## Passage provided
○ ○ ○ ○ ○ ○ ○

Growing in Faith – Lust

Graphic LENT - Lust

Lust is a vice because it does not honor the fullness of sex, and it alienates people from each other just when they are supposed to be experiencing intimate union. (“Glittering Vices” p. 165)

Lust is the habit of trying to engineer my own happiness for myself, on my own terms. In lust, my own pleasure is the goal, and I decide where to get it, and when, and with whom. (“Glittering Vices” p.167)

Chastity is a “pro-love” lifestyle, and therefore a virtue one needs whether single, married, old or young….Chastity is a positive project, a project of becoming a person with an outlook that allows one to selflessly appreciate good and attractive things–most especially bodies and the pleasures they afford–by keeping those goods ordered to the good of the whole person and his or her vocation to love. (“Glittering Vices” p. 178)

Questions for Reflection

– What is my understanding of and attitude toward my body, my sexuality, healthy relationships and what it means to be fully human?
– Where did I learn this? How does my faith influence this?
     – How do we express our sexual desires in ways that respect our full humanness?

○ ○ ○ ○ ○ ○ ○

## Provided material
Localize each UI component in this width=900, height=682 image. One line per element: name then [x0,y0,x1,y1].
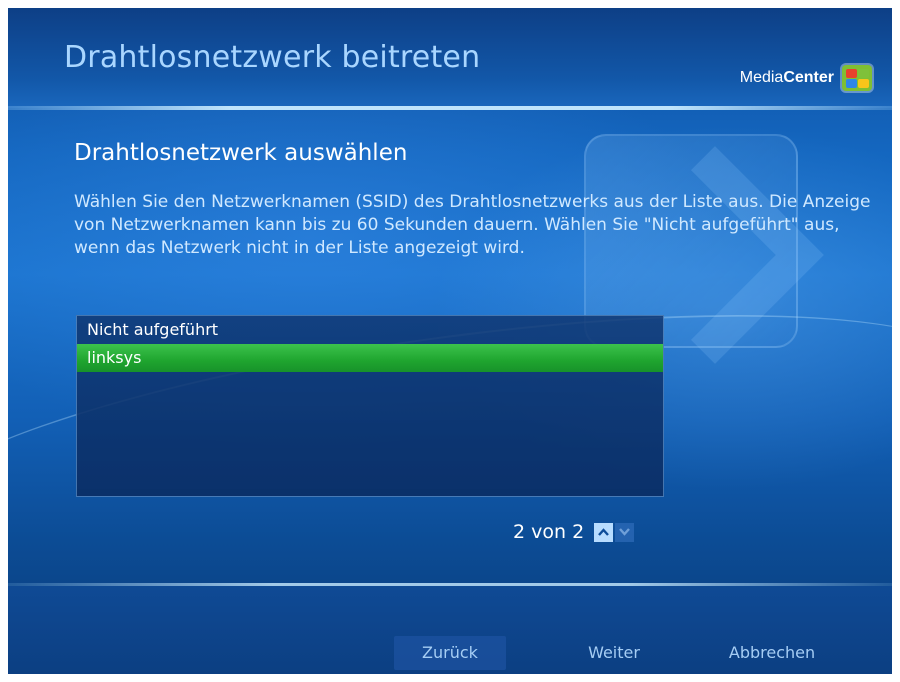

○ ○ ○ ○ ○ ○ ○

## Problems
1) Condense the paragraph beginning "Chastity is a “pro-love” lifestyle" from the passage on lust into one or two sentences, keeping its main points.
2) From the passage on lust, reproduce the wording from "Lust is the" to "faith influence this?" with nothing altered.

## Solutions to the tasks
1) Chastity is a "pro-love" virtue needed by everyone, whether single, married, old or young. It is a positive project of becoming a person who can selflessly appreciate good and attractive things, especially bodies and their pleasures, by keeping them ordered to the good of the whole person and his or her vocation to love.

2)
Lust is the habit of trying to engineer my own happiness for myself, on my own terms. In lust, my own pleasure is the goal, and I decide where to get it, and when, and with whom. (“Glittering Vices” p.167)

Chastity is a “pro-love” lifestyle, and therefore a virtue one needs whether single, married, old or young….Chastity is a positive project, a project of becoming a person with an outlook that allows one to selflessly appreciate good and attractive things–most especially bodies and the pleasures they afford–by keeping those goods ordered to the good of the whole person and his or her vocation to love. (“Glittering Vices” p. 178)

Questions for Reflection

– What is my understanding of and attitude toward my body, my sexuality, healthy relationships and what it means to be fully human?
– Where did I learn this? How does my faith influence this?